§ WHAT THE TASK REQUIRES: Please write down the lines from the one holding "colorbar-tick-label: -12 (1222, 395, 1244, 410)" through the one holding "contour-label: 4 (769, 757, 781, 775)", both included, exactly as they stand.

======== EXERCISE INPUTS ========

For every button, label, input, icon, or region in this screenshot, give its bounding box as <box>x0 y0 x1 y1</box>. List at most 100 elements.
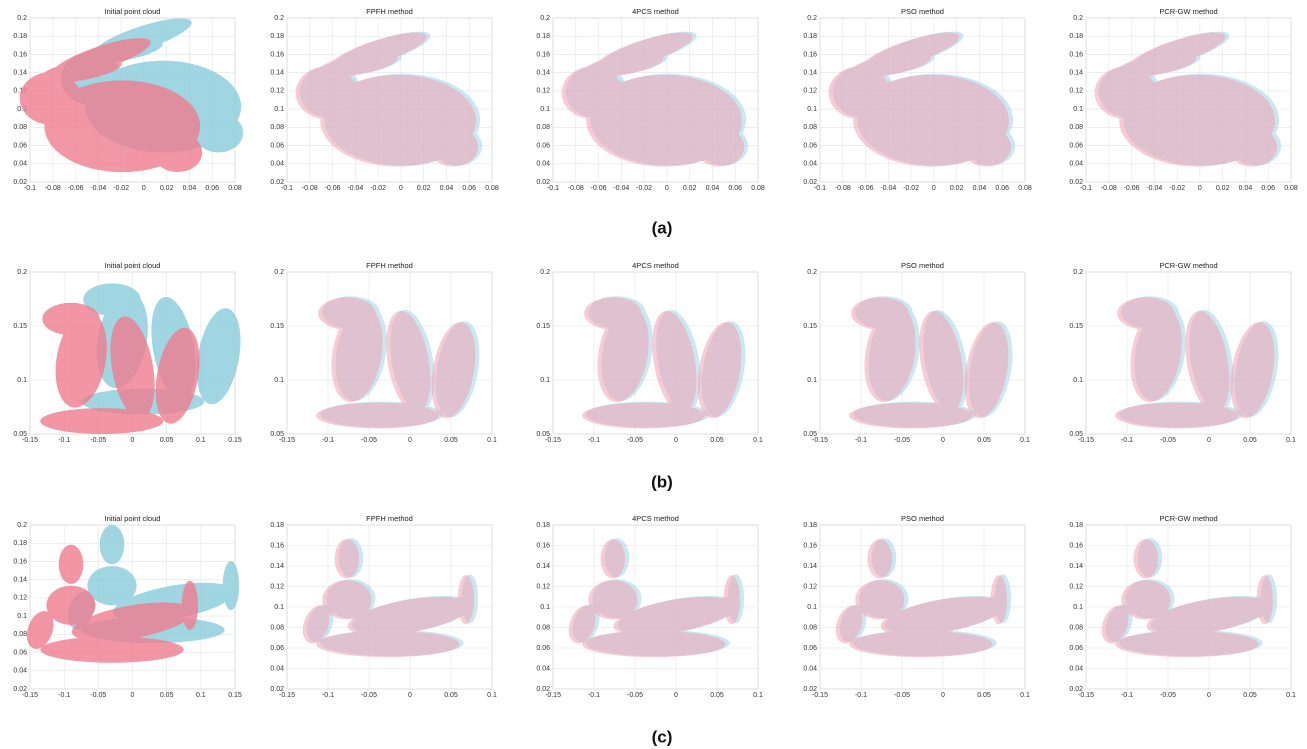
x-tick-label: -0.15 <box>812 437 828 444</box>
x-tick-label: -0.15 <box>22 692 38 699</box>
x-tick-label: 0.08 <box>485 185 499 192</box>
cloud-blob <box>194 113 244 153</box>
y-tick-label: 0.08 <box>1069 624 1083 631</box>
x-tick-label: -0.1 <box>24 185 36 192</box>
y-tick-label: 0.08 <box>270 624 284 631</box>
y-tick-label: 0.1 <box>807 604 817 611</box>
x-tick-label: 0.05 <box>1243 692 1257 699</box>
x-tick-label: -0.15 <box>22 437 38 444</box>
x-tick-label: 0.05 <box>710 692 724 699</box>
y-tick-label: 0.04 <box>13 668 27 675</box>
x-tick-label: -0.05 <box>894 692 910 699</box>
y-tick-label: 0.15 <box>536 323 550 330</box>
y-tick-label: 0.02 <box>803 179 817 186</box>
cloud-blob <box>26 610 54 649</box>
cloud-blob <box>295 66 358 120</box>
y-tick-label: 0.14 <box>536 70 550 77</box>
y-tick-label: 0.2 <box>540 15 550 22</box>
x-tick-label: -0.1 <box>1121 692 1133 699</box>
y-tick-label: 0.12 <box>536 88 550 95</box>
y-tick-label: 0.04 <box>1069 665 1083 672</box>
y-tick-label: 0.12 <box>13 595 27 602</box>
x-tick-label: -0.1 <box>814 185 826 192</box>
cloud-blob <box>828 66 891 120</box>
x-tick-label: 0 <box>142 185 146 192</box>
y-tick-label: 0.08 <box>536 624 550 631</box>
x-tick-label: 0.06 <box>995 185 1009 192</box>
y-tick-label: 0.16 <box>13 558 27 565</box>
y-tick-label: 0.14 <box>803 70 817 77</box>
x-tick-label: -0.02 <box>636 185 652 192</box>
point-cloud <box>302 539 474 658</box>
x-tick-label: 0 <box>665 185 669 192</box>
y-tick-label: 0.14 <box>270 563 284 570</box>
y-tick-label: 0.1 <box>540 377 550 384</box>
y-tick-label: 0.14 <box>1069 70 1083 77</box>
x-tick-label: -0.05 <box>90 437 106 444</box>
y-tick-label: 0.15 <box>1069 323 1083 330</box>
cloud-blob <box>316 52 398 77</box>
y-tick-label: 0.15 <box>13 323 27 330</box>
y-tick-label: 0.05 <box>13 431 27 438</box>
y-tick-label: 0.14 <box>1069 563 1083 570</box>
cloud-blob <box>322 580 372 620</box>
y-tick-label: 0.1 <box>17 377 27 384</box>
chart-title: FPFH method <box>366 514 413 523</box>
x-tick-label: 0.06 <box>1261 185 1275 192</box>
cloud-blob <box>835 605 863 644</box>
y-tick-label: 0.18 <box>270 522 284 529</box>
y-tick-label: 0.02 <box>13 686 27 693</box>
cloud-blob <box>40 636 184 663</box>
x-tick-label: -0.06 <box>591 185 607 192</box>
cloud-blob <box>55 311 107 408</box>
y-tick-label: 0.12 <box>803 583 817 590</box>
x-tick-label: 0.08 <box>1284 185 1298 192</box>
y-tick-label: 0.2 <box>17 522 27 529</box>
y-tick-label: 0.1 <box>17 613 27 620</box>
point-cloud <box>828 32 1012 167</box>
chart-title: PCR-GW method <box>1159 261 1217 270</box>
cloud-blob <box>1230 322 1275 419</box>
y-tick-label: 0.12 <box>13 88 27 95</box>
x-tick-label: -0.1 <box>1121 437 1133 444</box>
cloud-blob <box>864 305 916 403</box>
cloud-blob <box>582 402 706 429</box>
x-tick-label: -0.08 <box>45 185 61 192</box>
x-tick-label: 0.1 <box>196 437 206 444</box>
x-tick-label: -0.15 <box>1078 692 1094 699</box>
y-tick-label: 0.15 <box>803 323 817 330</box>
y-tick-label: 0.18 <box>13 540 27 547</box>
x-tick-label: 0 <box>131 437 135 444</box>
y-tick-label: 0.02 <box>270 686 284 693</box>
x-tick-label: -0.06 <box>68 185 84 192</box>
x-tick-label: -0.08 <box>835 185 851 192</box>
x-tick-label: 0 <box>1207 692 1211 699</box>
y-tick-label: 0.2 <box>540 269 550 276</box>
point-cloud <box>40 302 200 435</box>
y-tick-label: 0.04 <box>270 161 284 168</box>
y-tick-label: 0.08 <box>270 124 284 131</box>
x-tick-label: 0.04 <box>440 185 454 192</box>
x-tick-label: 0.05 <box>160 692 174 699</box>
y-tick-label: 0.1 <box>807 377 817 384</box>
y-tick-label: 0.2 <box>1073 15 1083 22</box>
y-tick-label: 0.04 <box>803 161 817 168</box>
y-tick-label: 0.02 <box>270 179 284 186</box>
cloud-blob <box>153 132 203 173</box>
y-tick-label: 0.18 <box>1069 522 1083 529</box>
y-tick-label: 0.05 <box>803 431 817 438</box>
x-tick-label: -0.05 <box>627 437 643 444</box>
x-tick-label: 0.1 <box>1286 437 1296 444</box>
y-tick-label: 0.02 <box>1069 686 1083 693</box>
cloud-blob <box>919 310 964 414</box>
y-tick-label: 0.2 <box>17 15 27 22</box>
y-tick-label: 0.1 <box>17 106 27 113</box>
x-tick-label: -0.15 <box>1078 437 1094 444</box>
x-tick-label: 0.05 <box>977 692 991 699</box>
y-tick-label: 0.1 <box>1073 106 1083 113</box>
x-tick-label: -0.04 <box>90 185 106 192</box>
cloud-blob <box>1094 66 1157 120</box>
cloud-blob <box>561 66 624 120</box>
chart-title: Initial point cloud <box>105 261 161 270</box>
point-cloud <box>1094 32 1278 167</box>
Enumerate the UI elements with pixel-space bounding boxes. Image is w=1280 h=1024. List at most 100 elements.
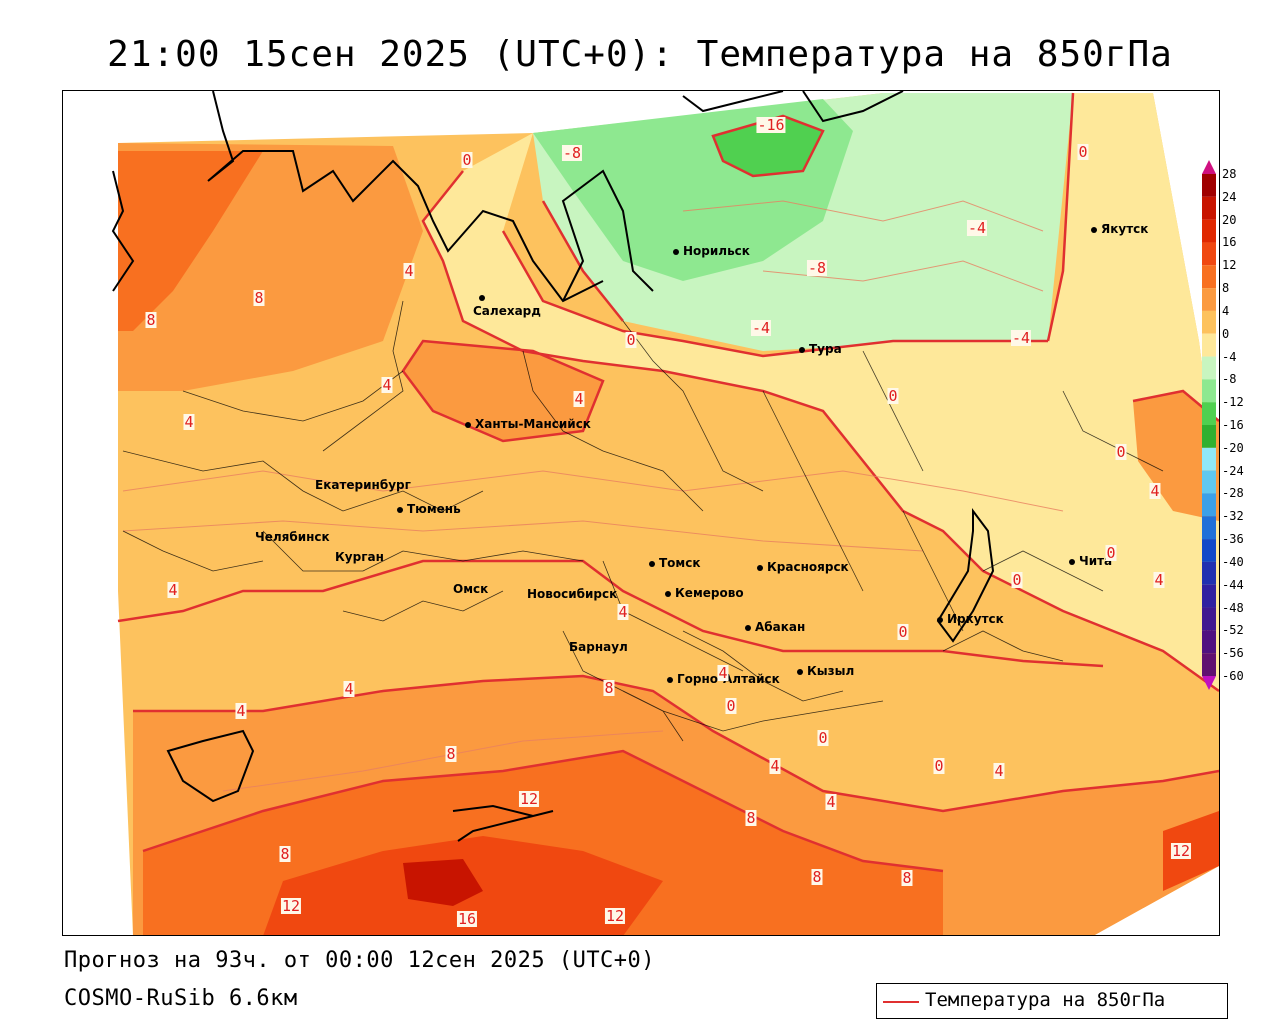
colorbar-tick-label: -12 (1222, 395, 1244, 410)
model-name: COSMO-RuSib 6.6км (64, 986, 298, 1011)
map-canvas (111, 91, 1219, 935)
map-legend: Температура на 850гПа (876, 983, 1228, 1019)
contour-label: -4 (1010, 329, 1032, 347)
contour-label: 4 (769, 757, 781, 775)
colorbar-band (1202, 561, 1216, 585)
colorbar-band (1202, 425, 1216, 448)
map-title: 21:00 15сен 2025 (UTC+0): Температура на… (107, 34, 1173, 75)
city-ekaterinburg: Екатеринбург (315, 478, 411, 492)
contour-label: 8 (279, 845, 291, 863)
contour-label: 0 (1105, 544, 1117, 562)
contour-label: 4 (235, 702, 247, 720)
contour-label: 4 (573, 390, 585, 408)
secondary-contours (122, 200, 1064, 792)
colorbar-tick-label: -56 (1222, 646, 1244, 661)
colorbar-band (1202, 516, 1216, 540)
colorbar-tick-label: 8 (1222, 281, 1230, 296)
colorbar (1202, 160, 1216, 690)
colorbar-tick-label: -48 (1222, 600, 1244, 615)
colorbar-band (1202, 630, 1216, 654)
city-khanty-mansiysk: Ханты-Мансийск (465, 417, 591, 431)
contour-label: 8 (901, 869, 913, 887)
contour-label: 0 (817, 729, 829, 747)
zone-hm-lobe (403, 341, 603, 441)
colorbar-tick-label: -60 (1222, 669, 1244, 683)
colorbar-band (1202, 196, 1216, 220)
contour-label: -16 (756, 116, 786, 134)
contour-label: 8 (603, 679, 615, 697)
zone-pale-yellow (423, 93, 1219, 691)
contour-label: 4 (183, 413, 195, 431)
colorbar-tick-label: -44 (1222, 577, 1244, 592)
colorbar-band (1202, 379, 1216, 403)
colorbar-tick-label: -4 (1222, 349, 1237, 364)
contour-label: 4 (617, 603, 629, 621)
city-krasnoyarsk: Красноярск (757, 560, 849, 574)
contour-label: 0 (887, 387, 899, 405)
colorbar-tick-label: -32 (1222, 509, 1244, 524)
colorbar-band (1202, 310, 1216, 334)
colorbar-band (1202, 493, 1216, 517)
contour-label: 0 (461, 151, 473, 169)
colorbar-tick-label: 16 (1222, 235, 1237, 250)
contour-label: 16 (456, 910, 478, 928)
contour-label: 4 (403, 262, 415, 280)
forecast-info: Прогноз на 93ч. от 00:00 12сен 2025 (UTC… (64, 948, 656, 973)
colorbar-tick-label: -20 (1222, 440, 1244, 455)
contour-label: 4 (717, 664, 729, 682)
colorbar-band (1202, 447, 1216, 471)
admin-borders (122, 300, 1164, 742)
legend-line-swatch (883, 1001, 919, 1003)
colorbar-band (1202, 584, 1216, 608)
colorbar-top-arrow (1202, 160, 1216, 174)
zone-east-orange (1133, 391, 1219, 521)
city-kyzyl: Кызыл (797, 664, 854, 678)
city-omsk: Омск (453, 582, 489, 596)
colorbar-tick-label: 0 (1222, 326, 1230, 341)
city-irkutsk: Иркутск (937, 612, 1004, 626)
colorbar-tick-label: 20 (1222, 212, 1237, 227)
colorbar-band (1202, 470, 1216, 494)
colorbar-tick-label: -24 (1222, 463, 1244, 478)
city-yakutsk: Якутск (1091, 222, 1148, 236)
colorbar-tick-label: -28 (1222, 486, 1244, 501)
zone-west-hot (118, 151, 263, 331)
contour-label: 0 (1011, 571, 1023, 589)
city-kemerovo: Кемерово (665, 586, 744, 600)
temperature-map: Норильск Якутск Салехард Тура Ханты-Манс… (62, 90, 1220, 936)
colorbar-tick-label: -40 (1222, 554, 1244, 569)
colorbar-band (1202, 356, 1216, 380)
contour-label: 0 (1115, 443, 1127, 461)
contour-label: 12 (518, 790, 540, 808)
city-chita: Чита (1069, 554, 1112, 568)
colorbar-tick-label: -16 (1222, 418, 1244, 432)
contour-label: 0 (897, 623, 909, 641)
contour-label: 8 (253, 289, 265, 307)
colorbar-tick-label: -36 (1222, 532, 1244, 547)
colorbar-tick-label: 28 (1222, 167, 1237, 181)
colorbar-band (1202, 265, 1216, 289)
contour-label: 4 (1149, 482, 1161, 500)
city-salekhard-label: Салехард (473, 304, 541, 318)
zone-south-hottest (403, 859, 483, 906)
colorbar-tick-label: 24 (1222, 189, 1237, 204)
city-tura: Тура (799, 342, 842, 356)
city-salekhard (479, 290, 489, 304)
contour-label: 4 (343, 680, 355, 698)
city-tomsk: Томск (649, 556, 701, 570)
colorbar-band (1202, 539, 1216, 562)
city-chelyabinsk: Челябинск (255, 530, 330, 544)
colorbar-bottom-arrow (1202, 676, 1216, 690)
contour-label: 0 (1077, 143, 1089, 161)
contour-label: 0 (625, 331, 637, 349)
colorbar-band (1202, 288, 1216, 311)
city-norilsk: Норильск (673, 244, 750, 258)
colorbar-band (1202, 402, 1216, 425)
city-kurgan: Курган (335, 550, 384, 564)
contour-label: 4 (1153, 571, 1165, 589)
colorbar-tick-label: 12 (1222, 258, 1237, 273)
contour-label: 4 (993, 762, 1005, 780)
legend-label: Температура на 850гПа (925, 989, 1166, 1011)
contour-label: 4 (825, 793, 837, 811)
contour-label: 8 (811, 868, 823, 886)
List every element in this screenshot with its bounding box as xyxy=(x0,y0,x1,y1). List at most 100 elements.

========

§ THE RESULT:
colorbar-tick-label: -12 (1222, 395, 1244, 410)
model-name: COSMO-RuSib 6.6км (64, 986, 298, 1011)
map-canvas (111, 91, 1219, 935)
map-legend: Температура на 850гПа (876, 983, 1228, 1019)
contour-label: -4 (1010, 329, 1032, 347)
contour-label: 4 (769, 757, 781, 775)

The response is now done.